Begin

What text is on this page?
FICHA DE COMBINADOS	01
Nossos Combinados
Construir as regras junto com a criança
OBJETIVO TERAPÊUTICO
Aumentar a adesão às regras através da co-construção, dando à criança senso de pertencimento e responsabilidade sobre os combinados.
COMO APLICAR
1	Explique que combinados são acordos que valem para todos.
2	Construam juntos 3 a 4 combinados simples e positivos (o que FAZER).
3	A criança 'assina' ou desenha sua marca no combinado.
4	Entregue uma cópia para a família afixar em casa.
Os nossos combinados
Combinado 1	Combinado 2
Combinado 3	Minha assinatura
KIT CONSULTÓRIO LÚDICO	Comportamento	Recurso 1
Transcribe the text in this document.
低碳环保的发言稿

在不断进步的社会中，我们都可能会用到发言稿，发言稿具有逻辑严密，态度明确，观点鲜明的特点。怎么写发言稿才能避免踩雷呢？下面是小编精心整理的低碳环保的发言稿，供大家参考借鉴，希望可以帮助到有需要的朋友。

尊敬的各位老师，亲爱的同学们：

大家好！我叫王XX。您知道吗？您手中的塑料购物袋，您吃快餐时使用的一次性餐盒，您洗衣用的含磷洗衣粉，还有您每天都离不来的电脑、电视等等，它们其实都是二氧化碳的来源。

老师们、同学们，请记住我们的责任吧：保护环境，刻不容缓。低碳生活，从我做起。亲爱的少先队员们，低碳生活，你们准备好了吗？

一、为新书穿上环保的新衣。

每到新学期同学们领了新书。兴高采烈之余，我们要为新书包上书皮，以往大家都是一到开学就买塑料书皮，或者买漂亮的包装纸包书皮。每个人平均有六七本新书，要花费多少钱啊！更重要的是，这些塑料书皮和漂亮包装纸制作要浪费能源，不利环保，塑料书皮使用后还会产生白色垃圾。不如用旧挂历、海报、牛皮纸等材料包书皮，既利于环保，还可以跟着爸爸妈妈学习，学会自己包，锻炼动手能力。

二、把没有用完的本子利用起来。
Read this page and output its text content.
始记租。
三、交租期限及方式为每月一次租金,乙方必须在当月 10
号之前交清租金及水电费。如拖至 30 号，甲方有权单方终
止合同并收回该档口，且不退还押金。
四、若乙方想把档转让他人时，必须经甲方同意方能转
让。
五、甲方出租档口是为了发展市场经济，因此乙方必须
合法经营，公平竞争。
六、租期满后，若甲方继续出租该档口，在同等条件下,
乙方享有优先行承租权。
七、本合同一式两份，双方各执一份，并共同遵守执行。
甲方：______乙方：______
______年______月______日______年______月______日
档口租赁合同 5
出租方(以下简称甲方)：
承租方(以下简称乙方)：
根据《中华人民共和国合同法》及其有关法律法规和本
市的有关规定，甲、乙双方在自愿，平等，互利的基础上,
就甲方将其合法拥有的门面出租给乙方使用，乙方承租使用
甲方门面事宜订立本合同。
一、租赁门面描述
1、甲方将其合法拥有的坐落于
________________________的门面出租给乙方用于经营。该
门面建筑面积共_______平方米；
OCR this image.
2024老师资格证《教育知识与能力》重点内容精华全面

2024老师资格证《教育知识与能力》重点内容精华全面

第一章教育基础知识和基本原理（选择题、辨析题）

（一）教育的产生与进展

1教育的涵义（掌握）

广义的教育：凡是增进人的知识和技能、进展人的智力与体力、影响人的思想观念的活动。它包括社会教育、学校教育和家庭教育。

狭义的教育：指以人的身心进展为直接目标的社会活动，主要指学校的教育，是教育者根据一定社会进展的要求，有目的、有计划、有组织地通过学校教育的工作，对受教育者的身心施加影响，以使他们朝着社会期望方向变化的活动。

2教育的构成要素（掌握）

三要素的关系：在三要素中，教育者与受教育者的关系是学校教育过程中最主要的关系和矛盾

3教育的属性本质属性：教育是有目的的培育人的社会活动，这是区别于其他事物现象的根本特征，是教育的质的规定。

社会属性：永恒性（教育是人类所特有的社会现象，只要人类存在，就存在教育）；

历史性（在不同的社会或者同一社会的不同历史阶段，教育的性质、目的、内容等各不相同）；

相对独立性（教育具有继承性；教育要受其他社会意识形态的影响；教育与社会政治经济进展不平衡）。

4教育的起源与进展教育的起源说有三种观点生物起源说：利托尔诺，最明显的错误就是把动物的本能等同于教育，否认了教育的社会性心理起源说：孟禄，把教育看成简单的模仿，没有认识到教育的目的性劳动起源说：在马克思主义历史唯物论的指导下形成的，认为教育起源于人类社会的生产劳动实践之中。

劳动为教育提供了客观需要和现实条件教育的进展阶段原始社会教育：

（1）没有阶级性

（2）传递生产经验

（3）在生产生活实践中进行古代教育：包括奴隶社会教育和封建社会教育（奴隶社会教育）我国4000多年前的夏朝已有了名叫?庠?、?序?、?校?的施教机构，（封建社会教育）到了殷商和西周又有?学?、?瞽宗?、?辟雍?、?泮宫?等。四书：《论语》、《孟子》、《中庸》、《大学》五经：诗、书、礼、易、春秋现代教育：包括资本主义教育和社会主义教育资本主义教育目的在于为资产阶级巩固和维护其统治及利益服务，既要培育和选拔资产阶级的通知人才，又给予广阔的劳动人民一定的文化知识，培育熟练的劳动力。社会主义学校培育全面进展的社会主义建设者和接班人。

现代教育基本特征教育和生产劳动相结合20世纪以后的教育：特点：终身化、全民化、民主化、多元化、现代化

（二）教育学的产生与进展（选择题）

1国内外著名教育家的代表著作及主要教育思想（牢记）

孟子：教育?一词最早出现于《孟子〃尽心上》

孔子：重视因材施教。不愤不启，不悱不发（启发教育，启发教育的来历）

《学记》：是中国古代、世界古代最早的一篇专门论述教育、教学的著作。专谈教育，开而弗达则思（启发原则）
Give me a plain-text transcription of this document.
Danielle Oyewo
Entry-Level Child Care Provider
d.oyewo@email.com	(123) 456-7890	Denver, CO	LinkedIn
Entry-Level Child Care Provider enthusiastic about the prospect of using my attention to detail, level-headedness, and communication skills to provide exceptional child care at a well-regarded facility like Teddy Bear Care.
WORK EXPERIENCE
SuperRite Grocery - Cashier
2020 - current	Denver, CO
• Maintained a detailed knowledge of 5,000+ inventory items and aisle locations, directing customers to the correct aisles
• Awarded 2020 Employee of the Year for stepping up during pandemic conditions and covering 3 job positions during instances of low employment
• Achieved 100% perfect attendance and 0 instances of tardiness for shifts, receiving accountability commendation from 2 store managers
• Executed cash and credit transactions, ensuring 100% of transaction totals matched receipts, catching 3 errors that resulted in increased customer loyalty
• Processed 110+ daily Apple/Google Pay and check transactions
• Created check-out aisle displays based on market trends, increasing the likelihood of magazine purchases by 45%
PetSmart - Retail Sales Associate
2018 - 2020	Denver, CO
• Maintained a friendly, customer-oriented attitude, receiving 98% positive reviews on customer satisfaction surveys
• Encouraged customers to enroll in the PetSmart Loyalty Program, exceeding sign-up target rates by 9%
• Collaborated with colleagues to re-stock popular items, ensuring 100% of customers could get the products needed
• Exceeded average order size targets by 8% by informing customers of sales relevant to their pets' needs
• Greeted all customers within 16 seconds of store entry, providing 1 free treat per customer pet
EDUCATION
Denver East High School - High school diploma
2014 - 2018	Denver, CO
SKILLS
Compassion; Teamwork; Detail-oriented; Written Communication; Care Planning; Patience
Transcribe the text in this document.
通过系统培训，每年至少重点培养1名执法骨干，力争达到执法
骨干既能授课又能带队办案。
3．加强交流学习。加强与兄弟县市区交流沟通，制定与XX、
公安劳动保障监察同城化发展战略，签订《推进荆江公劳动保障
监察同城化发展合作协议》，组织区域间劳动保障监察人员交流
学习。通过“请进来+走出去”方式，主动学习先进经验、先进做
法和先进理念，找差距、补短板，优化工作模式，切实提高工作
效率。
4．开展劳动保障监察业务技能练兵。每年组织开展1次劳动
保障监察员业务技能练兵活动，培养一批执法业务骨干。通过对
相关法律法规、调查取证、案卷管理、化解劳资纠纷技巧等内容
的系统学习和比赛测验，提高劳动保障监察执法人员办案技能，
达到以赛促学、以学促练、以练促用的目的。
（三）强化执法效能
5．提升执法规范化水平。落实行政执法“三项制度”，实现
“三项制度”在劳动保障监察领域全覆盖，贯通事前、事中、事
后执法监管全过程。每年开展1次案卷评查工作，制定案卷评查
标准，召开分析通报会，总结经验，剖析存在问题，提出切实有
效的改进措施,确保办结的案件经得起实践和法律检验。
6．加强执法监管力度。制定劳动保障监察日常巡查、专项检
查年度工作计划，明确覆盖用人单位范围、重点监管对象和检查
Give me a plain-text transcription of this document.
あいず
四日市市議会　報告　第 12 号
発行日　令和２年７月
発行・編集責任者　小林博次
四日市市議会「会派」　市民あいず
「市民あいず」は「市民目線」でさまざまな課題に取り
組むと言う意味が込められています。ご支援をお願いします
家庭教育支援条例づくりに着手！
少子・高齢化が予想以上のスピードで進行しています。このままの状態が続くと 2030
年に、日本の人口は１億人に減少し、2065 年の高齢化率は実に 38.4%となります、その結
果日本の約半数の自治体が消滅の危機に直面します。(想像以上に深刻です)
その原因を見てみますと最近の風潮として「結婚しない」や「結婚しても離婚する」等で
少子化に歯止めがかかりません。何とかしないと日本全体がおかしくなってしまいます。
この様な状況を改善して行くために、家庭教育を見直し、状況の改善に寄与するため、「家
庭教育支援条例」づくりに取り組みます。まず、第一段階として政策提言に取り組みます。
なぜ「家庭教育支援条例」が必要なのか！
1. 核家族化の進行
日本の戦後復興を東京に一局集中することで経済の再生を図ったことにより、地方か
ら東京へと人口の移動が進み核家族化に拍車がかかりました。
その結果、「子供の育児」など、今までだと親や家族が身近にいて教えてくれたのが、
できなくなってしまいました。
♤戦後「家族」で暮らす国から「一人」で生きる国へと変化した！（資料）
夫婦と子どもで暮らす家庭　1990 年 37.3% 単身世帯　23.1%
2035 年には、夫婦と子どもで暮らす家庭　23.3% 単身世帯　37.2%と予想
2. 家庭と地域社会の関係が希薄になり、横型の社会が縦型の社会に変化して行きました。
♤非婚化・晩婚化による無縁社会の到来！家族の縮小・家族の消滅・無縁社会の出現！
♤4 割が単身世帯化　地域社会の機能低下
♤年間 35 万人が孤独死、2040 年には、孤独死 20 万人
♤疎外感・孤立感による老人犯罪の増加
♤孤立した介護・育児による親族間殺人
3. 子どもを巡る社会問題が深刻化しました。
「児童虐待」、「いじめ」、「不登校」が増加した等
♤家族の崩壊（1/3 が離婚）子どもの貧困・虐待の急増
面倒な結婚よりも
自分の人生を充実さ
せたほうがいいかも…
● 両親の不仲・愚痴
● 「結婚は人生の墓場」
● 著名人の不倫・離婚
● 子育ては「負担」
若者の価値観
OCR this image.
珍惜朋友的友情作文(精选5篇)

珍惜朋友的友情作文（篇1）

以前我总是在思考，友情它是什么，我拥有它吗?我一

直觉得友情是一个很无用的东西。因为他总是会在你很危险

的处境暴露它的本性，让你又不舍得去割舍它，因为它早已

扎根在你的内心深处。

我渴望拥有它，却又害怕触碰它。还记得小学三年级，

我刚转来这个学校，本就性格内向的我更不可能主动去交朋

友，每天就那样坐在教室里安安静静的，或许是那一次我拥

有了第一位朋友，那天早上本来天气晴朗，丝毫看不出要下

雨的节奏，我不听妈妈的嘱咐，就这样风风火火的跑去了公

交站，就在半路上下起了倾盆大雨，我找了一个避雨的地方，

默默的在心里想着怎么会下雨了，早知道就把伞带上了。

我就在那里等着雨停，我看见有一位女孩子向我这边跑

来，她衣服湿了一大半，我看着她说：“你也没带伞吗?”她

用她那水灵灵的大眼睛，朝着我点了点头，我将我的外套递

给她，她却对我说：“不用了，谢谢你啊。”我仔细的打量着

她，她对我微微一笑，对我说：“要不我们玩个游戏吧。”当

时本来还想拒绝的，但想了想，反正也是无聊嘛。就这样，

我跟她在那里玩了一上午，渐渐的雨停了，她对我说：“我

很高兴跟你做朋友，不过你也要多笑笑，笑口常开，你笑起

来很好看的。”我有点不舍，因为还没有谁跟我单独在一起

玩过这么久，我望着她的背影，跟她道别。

End

Your goal -
Working from the listing above, pick out every line that has "Child" and copy it.

Problem solution -
Entry-Level Child Care Provider
Entry-Level Child Care Provider enthusiastic about the prospect of using my attention to detail, level-headedness, and communication skills to provide exceptional child care at a well-regarded facility like Teddy Bear Care.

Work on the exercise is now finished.